_SELECTED EXCERPT_
If it's not really about tuning or wiring. Then it belongs in here.
Engine is b18c1 (USDM GSR) with mild cams very similar but slightly more aggressive than stock Type-R cams.
I've decided to tackle a problem that's been bothering me a while, I can't get my idle as low as where it's supposed to be. It should be 850 rpm. The lowest I can possibly get it to is 600 rpm and that is with the IAC unplugged (which should not be unplugged during normal operation) and the idle screw in the TB completely closed. With the IAC plugged in the lowest I can get it is 1k RPM unless I completely close the idle screw and move the IAC duty cycle all the way to the lowest possible position (which can't be right) then I can actually achieve 850 rpm but clearly something is amiss if the duty cycle must be set at basically zero. Under those circumstances 850 is the lowest I can possibly achieve, can't get it lower without unplugging the IAC again and then it would be 600.

_RAW DATA_

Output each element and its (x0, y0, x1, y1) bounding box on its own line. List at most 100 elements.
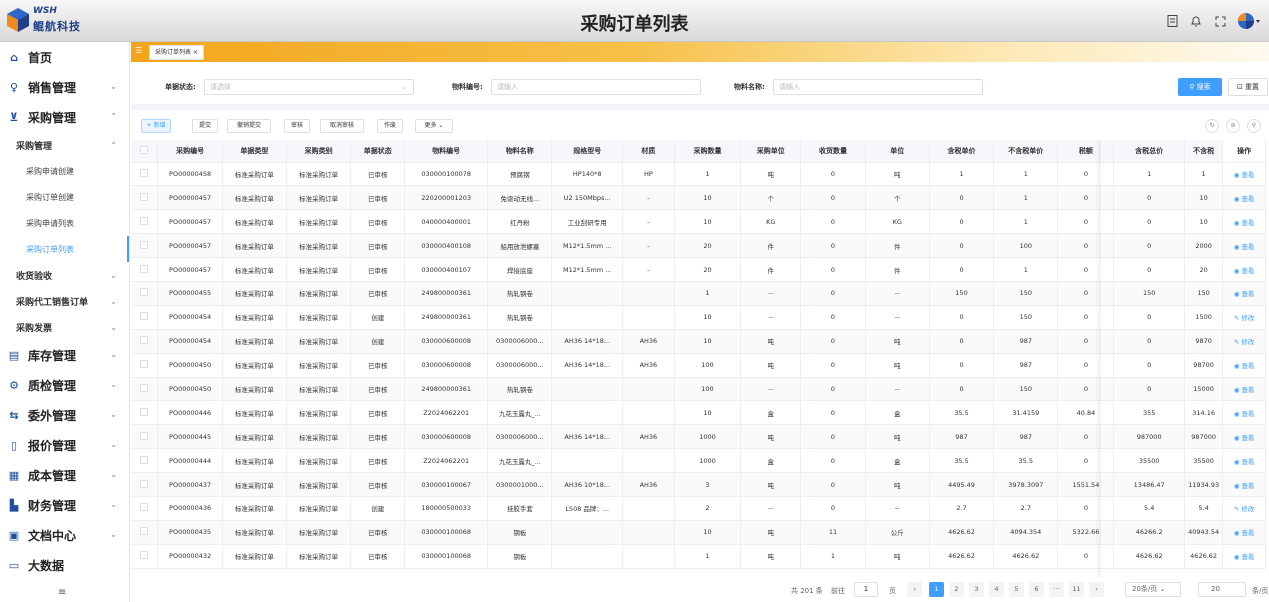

_PARTS OF THE EXERCISE_
1. In the idle-speed post, what is the lowest idle the engine reaches with the IAC unplugged and the idle screw in the TB completely closed?
2. Pick up the idle-speed post after its last sentence and continue it.
The material plays no part in this.

_TASK-BY-TASK OUTPUTS_
1. 600 rpm.

2.
I'm using an Integra Type-R throttle body I got off ebay (I know ebay, but where else you gonna get something like this and very hard to find at that).
Hondata has some pretty clear instructions on setting idle:
---------- Hondata Instructions ----------
1. Warm up the engine.
2. Set the idle speed to 850 rpm and move the duty cycle adjustment to the middle.
3. Unplug the idle valve.
4. Adjust the bypass screw until the engine runs at 450 rpm. If you can not reduce the idle to 450 rpm, then you have an air leak. Fix this before proceeding. If the engine will not run with the idle valve disconnected then your bypass port is clogged. Fix this before proceeding.
5. Plug the idle valve back in.
6. Clear the idle valve error. You should now get a smooth idle at 850 rpm.
7. Increase the engine speed to 2500 - 3000 rpm and abruptly let off the throttle. If the engine speed dips below 850 rpm, move the duty cycle slider to the right. If the engine speed hangs above 850rpm for some time, move the duty cycle slider to left.
Some engines prefer 900 or 950 rpm idle speed.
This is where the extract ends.